___ SUPPLIED DATA ___

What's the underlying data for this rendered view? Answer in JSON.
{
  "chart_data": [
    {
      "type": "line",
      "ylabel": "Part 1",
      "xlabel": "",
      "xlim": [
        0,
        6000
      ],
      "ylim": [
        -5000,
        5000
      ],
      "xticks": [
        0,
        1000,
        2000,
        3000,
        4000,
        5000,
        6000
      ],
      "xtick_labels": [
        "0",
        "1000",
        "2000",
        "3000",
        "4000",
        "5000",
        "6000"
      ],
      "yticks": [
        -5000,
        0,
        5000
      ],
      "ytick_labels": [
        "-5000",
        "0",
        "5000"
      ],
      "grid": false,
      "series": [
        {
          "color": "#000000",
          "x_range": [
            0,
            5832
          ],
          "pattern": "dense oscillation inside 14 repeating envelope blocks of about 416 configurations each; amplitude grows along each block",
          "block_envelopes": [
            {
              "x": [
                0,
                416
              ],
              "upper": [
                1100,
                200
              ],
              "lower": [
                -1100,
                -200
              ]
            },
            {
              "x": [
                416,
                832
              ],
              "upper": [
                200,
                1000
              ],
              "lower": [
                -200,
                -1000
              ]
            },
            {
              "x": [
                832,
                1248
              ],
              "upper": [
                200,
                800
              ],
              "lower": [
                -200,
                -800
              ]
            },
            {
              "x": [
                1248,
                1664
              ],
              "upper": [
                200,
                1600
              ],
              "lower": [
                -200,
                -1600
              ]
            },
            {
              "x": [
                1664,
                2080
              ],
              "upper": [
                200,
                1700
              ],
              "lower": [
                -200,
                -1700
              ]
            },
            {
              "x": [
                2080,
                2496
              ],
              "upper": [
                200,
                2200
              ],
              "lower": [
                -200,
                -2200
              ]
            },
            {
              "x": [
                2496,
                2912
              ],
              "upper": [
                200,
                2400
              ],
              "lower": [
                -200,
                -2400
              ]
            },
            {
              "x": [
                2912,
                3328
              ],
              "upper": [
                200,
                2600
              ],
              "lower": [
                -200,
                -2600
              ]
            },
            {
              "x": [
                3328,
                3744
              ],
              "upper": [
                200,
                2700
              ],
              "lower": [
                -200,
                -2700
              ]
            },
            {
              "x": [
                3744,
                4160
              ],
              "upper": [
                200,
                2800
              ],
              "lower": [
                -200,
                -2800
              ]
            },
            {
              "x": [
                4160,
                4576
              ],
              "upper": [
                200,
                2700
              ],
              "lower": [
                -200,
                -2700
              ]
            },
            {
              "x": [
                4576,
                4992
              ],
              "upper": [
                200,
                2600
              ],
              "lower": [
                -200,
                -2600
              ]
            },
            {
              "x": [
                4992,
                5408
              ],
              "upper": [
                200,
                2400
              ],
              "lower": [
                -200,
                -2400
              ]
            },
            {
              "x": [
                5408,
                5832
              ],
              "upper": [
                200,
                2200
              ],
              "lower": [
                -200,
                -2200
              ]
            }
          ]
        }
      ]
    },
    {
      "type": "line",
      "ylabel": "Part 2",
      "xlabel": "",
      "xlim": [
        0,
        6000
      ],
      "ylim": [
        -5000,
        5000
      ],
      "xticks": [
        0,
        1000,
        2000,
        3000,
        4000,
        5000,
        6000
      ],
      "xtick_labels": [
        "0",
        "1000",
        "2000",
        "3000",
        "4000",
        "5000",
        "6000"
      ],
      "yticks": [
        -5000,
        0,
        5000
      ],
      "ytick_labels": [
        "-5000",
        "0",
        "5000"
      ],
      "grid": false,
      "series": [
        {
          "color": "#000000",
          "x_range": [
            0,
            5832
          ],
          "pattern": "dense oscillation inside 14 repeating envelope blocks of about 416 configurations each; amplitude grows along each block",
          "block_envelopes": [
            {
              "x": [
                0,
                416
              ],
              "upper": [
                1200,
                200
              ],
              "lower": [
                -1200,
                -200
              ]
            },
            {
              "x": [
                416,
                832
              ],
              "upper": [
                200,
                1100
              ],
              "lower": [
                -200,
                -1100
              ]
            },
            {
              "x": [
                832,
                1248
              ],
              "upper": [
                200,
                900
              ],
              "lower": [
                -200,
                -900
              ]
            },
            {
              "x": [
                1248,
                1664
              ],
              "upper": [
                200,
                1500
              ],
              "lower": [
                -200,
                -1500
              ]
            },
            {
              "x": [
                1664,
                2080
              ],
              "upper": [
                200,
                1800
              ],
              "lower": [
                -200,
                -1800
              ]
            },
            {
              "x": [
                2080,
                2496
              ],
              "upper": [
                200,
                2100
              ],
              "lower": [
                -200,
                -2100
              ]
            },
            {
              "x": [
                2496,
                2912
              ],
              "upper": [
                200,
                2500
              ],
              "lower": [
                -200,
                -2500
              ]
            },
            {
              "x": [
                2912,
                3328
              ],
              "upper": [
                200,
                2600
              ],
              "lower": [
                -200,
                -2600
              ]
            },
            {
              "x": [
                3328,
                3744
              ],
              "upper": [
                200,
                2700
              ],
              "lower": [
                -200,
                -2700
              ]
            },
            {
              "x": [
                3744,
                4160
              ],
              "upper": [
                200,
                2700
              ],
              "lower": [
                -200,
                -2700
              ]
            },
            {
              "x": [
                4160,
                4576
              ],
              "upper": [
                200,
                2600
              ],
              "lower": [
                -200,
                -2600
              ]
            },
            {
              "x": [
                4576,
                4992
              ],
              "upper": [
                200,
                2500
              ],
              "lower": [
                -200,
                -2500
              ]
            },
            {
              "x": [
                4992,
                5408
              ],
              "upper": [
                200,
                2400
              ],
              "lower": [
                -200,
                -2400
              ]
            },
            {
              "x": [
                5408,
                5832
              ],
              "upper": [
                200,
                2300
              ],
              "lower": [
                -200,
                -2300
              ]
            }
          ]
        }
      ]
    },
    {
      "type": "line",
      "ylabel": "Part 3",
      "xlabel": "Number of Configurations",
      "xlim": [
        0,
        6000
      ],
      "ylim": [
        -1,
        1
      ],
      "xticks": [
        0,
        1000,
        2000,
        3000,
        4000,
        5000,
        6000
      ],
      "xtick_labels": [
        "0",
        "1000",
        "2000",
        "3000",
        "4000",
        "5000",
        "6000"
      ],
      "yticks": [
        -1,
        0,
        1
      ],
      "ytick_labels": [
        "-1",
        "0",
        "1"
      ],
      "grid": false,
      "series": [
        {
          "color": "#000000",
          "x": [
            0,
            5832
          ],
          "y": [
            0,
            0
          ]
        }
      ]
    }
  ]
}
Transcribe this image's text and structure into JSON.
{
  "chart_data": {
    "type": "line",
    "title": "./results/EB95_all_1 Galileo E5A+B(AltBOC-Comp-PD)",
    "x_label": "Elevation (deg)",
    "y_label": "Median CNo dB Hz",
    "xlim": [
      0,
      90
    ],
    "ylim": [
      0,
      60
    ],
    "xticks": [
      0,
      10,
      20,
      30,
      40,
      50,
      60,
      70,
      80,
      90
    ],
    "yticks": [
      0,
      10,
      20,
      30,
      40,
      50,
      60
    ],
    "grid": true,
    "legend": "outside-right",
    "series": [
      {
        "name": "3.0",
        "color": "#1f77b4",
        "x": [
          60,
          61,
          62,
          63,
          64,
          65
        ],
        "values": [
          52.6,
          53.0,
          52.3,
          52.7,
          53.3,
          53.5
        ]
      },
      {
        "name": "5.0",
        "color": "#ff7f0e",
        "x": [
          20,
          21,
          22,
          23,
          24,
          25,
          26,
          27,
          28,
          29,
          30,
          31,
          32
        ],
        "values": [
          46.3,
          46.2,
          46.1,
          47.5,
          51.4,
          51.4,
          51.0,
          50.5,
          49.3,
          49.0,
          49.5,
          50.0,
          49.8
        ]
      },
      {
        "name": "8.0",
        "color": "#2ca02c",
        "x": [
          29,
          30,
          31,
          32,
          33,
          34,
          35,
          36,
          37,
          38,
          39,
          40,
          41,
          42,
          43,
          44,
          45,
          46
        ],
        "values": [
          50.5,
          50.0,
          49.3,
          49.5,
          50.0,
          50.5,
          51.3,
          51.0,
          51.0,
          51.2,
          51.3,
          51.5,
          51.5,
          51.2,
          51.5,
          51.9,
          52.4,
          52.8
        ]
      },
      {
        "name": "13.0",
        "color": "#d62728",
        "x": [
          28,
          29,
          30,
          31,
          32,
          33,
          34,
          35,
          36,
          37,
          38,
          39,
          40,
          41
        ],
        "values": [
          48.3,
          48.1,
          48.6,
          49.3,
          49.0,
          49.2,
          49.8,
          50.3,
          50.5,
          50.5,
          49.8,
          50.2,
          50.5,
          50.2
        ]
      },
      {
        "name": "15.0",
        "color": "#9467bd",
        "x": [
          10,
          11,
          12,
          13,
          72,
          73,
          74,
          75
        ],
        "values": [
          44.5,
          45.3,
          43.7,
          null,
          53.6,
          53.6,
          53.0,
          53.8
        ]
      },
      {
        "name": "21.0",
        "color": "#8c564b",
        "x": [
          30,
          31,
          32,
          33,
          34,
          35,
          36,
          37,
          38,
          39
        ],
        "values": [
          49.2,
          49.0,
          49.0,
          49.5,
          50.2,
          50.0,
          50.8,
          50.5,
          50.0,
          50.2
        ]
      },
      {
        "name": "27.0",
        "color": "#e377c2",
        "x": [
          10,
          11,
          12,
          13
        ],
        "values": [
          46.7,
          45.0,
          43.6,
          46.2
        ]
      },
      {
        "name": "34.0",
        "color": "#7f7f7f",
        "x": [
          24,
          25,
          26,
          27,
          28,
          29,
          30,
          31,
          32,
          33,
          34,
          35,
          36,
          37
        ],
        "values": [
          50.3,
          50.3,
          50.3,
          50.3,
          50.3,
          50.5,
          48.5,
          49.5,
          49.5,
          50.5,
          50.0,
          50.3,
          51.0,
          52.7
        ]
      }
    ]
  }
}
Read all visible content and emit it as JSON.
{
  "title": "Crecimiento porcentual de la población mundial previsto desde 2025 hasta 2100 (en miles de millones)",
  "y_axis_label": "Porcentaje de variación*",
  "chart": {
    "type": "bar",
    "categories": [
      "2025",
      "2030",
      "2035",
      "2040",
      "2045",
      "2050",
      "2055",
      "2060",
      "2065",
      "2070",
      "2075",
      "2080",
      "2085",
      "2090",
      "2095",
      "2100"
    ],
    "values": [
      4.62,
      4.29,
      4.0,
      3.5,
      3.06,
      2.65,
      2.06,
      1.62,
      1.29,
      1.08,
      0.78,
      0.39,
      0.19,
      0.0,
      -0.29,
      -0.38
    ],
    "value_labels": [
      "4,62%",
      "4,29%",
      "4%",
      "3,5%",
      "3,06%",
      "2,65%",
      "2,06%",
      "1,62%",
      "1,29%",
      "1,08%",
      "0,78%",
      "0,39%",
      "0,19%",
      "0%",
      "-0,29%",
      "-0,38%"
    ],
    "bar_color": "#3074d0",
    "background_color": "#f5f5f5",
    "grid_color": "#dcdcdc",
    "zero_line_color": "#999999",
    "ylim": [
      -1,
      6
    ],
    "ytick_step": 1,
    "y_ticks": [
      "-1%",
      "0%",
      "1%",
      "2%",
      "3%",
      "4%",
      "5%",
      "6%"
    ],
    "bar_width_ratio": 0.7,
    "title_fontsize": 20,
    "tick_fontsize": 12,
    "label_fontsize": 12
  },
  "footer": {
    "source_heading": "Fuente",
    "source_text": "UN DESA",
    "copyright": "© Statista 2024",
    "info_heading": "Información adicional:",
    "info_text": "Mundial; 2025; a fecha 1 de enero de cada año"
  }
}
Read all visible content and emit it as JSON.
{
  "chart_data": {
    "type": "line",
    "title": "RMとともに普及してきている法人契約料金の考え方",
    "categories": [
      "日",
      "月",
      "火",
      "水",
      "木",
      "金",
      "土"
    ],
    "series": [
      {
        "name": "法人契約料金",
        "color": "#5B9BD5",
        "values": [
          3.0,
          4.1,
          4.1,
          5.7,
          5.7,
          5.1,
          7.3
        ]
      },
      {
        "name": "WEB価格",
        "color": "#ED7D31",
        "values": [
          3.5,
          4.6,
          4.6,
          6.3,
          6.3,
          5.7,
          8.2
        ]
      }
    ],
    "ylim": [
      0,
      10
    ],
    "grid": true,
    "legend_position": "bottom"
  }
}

___

TASK STATEMENT: Select and copy every line from the records that includes the word "JSON".

WRITTEN SOLUTION:
What's the underlying data for this rendered view? Answer in JSON.
Transcribe this image's text and structure into JSON.
Read all visible content and emit it as JSON.
Read all visible content and emit it as JSON.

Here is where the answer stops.